» Raw records
# # # # # # #

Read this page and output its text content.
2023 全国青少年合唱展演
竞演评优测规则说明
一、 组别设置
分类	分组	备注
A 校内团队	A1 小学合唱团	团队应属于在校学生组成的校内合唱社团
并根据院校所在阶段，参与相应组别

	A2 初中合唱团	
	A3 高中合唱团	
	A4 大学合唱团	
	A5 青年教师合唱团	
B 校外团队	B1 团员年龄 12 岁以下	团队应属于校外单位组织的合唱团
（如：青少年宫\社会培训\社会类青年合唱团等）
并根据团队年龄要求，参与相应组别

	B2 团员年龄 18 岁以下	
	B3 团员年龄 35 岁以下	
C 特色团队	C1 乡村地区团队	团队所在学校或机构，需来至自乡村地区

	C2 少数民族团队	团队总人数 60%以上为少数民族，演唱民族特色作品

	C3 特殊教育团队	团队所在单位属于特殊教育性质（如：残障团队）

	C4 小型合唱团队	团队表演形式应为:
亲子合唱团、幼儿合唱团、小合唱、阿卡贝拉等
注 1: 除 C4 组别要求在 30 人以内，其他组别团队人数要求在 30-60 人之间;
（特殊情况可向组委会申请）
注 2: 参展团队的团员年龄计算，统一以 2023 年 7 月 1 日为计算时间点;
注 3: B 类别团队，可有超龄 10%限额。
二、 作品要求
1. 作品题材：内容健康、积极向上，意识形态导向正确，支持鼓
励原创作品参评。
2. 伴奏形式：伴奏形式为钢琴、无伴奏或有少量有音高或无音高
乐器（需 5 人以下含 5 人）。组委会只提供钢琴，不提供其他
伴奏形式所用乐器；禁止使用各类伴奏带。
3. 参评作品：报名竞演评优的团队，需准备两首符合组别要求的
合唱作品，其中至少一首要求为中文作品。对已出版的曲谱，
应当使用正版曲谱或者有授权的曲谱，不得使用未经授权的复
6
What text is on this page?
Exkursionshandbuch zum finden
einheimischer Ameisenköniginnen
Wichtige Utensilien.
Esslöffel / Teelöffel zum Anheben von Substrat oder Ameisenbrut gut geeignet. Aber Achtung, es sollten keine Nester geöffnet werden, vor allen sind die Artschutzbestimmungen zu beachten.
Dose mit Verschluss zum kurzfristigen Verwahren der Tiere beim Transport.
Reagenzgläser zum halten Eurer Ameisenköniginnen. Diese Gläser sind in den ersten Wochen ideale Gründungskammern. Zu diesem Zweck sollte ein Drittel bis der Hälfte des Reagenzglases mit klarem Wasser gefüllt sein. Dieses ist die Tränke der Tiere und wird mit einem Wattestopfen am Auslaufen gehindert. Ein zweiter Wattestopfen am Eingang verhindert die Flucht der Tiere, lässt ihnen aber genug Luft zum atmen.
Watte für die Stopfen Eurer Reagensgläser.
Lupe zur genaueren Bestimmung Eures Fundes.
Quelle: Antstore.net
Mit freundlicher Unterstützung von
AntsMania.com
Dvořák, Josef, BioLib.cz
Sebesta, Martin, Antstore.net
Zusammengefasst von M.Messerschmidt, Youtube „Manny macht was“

# # # # # # #

» Exercise prompt
Take the line in which "What text is on this page?" occurs and each subsequent line through the end; give these lines again without alteration.

» Written solution
What text is on this page?
Exkursionshandbuch zum finden
einheimischer Ameisenköniginnen
Wichtige Utensilien.
Esslöffel / Teelöffel zum Anheben von Substrat oder Ameisenbrut gut geeignet. Aber Achtung, es sollten keine Nester geöffnet werden, vor allen sind die Artschutzbestimmungen zu beachten.
Dose mit Verschluss zum kurzfristigen Verwahren der Tiere beim Transport.
Reagenzgläser zum halten Eurer Ameisenköniginnen. Diese Gläser sind in den ersten Wochen ideale Gründungskammern. Zu diesem Zweck sollte ein Drittel bis der Hälfte des Reagenzglases mit klarem Wasser gefüllt sein. Dieses ist die Tränke der Tiere und wird mit einem Wattestopfen am Auslaufen gehindert. Ein zweiter Wattestopfen am Eingang verhindert die Flucht der Tiere, lässt ihnen aber genug Luft zum atmen.
Watte für die Stopfen Eurer Reagensgläser.
Lupe zur genaueren Bestimmung Eures Fundes.
Quelle: Antstore.net
Mit freundlicher Unterstützung von
AntsMania.com
Dvořák, Josef, BioLib.cz
Sebesta, Martin, Antstore.net
Zusammengefasst von M.Messerschmidt, Youtube „Manny macht was“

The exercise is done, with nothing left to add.